TASK DETAILS: Restate the listing that follows word for word, without its pictures.

LISTING:
..........
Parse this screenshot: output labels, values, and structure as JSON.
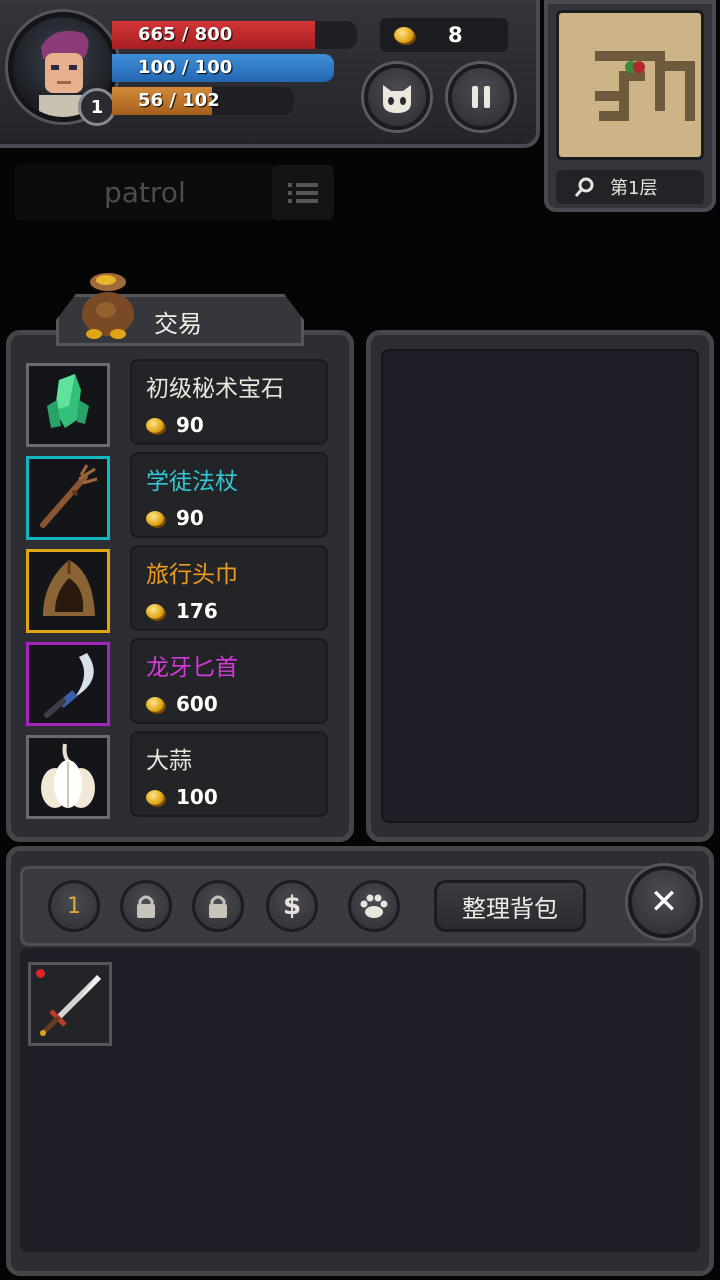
{
  "hud": {
    "level": "1",
    "hp": {
      "text": "665 / 800",
      "fraction": 0.83
    },
    "mp": {
      "text": "100 / 100",
      "fraction": 1.0
    },
    "xp": {
      "text": "56 / 102",
      "fraction": 0.55
    },
    "gold": "8",
    "pet_icon": "pet-face-icon",
    "pause_icon": "pause-icon"
  },
  "minimap": {
    "floor": "第1层",
    "search_icon": "magnifier-icon"
  },
  "patrol": {
    "label": "patrol",
    "menu_icon": "list-icon"
  },
  "trade": {
    "title": "交易",
    "items": [
      {
        "name": "初级秘术宝石",
        "price": "90",
        "rarity": "common",
        "icon": "green-gem-icon"
      },
      {
        "name": "学徒法杖",
        "price": "90",
        "rarity": "rare",
        "icon": "staff-icon"
      },
      {
        "name": "旅行头巾",
        "price": "176",
        "rarity": "epic",
        "icon": "hood-icon"
      },
      {
        "name": "龙牙匕首",
        "price": "600",
        "rarity": "legend",
        "icon": "curved-dagger-icon"
      },
      {
        "name": "大蒜",
        "price": "100",
        "rarity": "common",
        "icon": "garlic-icon"
      }
    ]
  },
  "inventory": {
    "tabs": [
      {
        "label": "1",
        "icon": ""
      },
      {
        "label": "",
        "icon": "lock-icon"
      },
      {
        "label": "",
        "icon": "lock-icon"
      },
      {
        "label": "$",
        "icon": "dollar-icon"
      },
      {
        "label": "",
        "icon": "paw-icon"
      }
    ],
    "sort_label": "整理背包",
    "close_label": "✕",
    "items": [
      {
        "icon": "sword-icon",
        "new": true
      }
    ]
  },
  "colors": {
    "hp": "#c62a2e",
    "mp": "#2f7cc6",
    "xp": "#c07a2e",
    "rare": "#33c7d2",
    "epic": "#f09a1e",
    "legend": "#d43ad8"
  }
}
..........
ANSWER FOR THE TASK:
Parse this screenshot: output labels, values, and structure as JSON.
{
  "hud": {
    "level": "1",
    "hp": {
      "text": "665 / 800",
      "fraction": 0.83
    },
    "mp": {
      "text": "100 / 100",
      "fraction": 1.0
    },
    "xp": {
      "text": "56 / 102",
      "fraction": 0.55
    },
    "gold": "8",
    "pet_icon": "pet-face-icon",
    "pause_icon": "pause-icon"
  },
  "minimap": {
    "floor": "第1层",
    "search_icon": "magnifier-icon"
  },
  "patrol": {
    "label": "patrol",
    "menu_icon": "list-icon"
  },
  "trade": {
    "title": "交易",
    "items": [
      {
        "name": "初级秘术宝石",
        "price": "90",
        "rarity": "common",
        "icon": "green-gem-icon"
      },
      {
        "name": "学徒法杖",
        "price": "90",
        "rarity": "rare",
        "icon": "staff-icon"
      },
      {
        "name": "旅行头巾",
        "price": "176",
        "rarity": "epic",
        "icon": "hood-icon"
      },
      {
        "name": "龙牙匕首",
        "price": "600",
        "rarity": "legend",
        "icon": "curved-dagger-icon"
      },
      {
        "name": "大蒜",
        "price": "100",
        "rarity": "common",
        "icon": "garlic-icon"
      }
    ]
  },
  "inventory": {
    "tabs": [
      {
        "label": "1",
        "icon": ""
      },
      {
        "label": "",
        "icon": "lock-icon"
      },
      {
        "label": "",
        "icon": "lock-icon"
      },
      {
        "label": "$",
        "icon": "dollar-icon"
      },
      {
        "label": "",
        "icon": "paw-icon"
      }
    ],
    "sort_label": "整理背包",
    "close_label": "✕",
    "items": [
      {
        "icon": "sword-icon",
        "new": true
      }
    ]
  },
  "colors": {
    "hp": "#c62a2e",
    "mp": "#2f7cc6",
    "xp": "#c07a2e",
    "rare": "#33c7d2",
    "epic": "#f09a1e",
    "legend": "#d43ad8"
  }
}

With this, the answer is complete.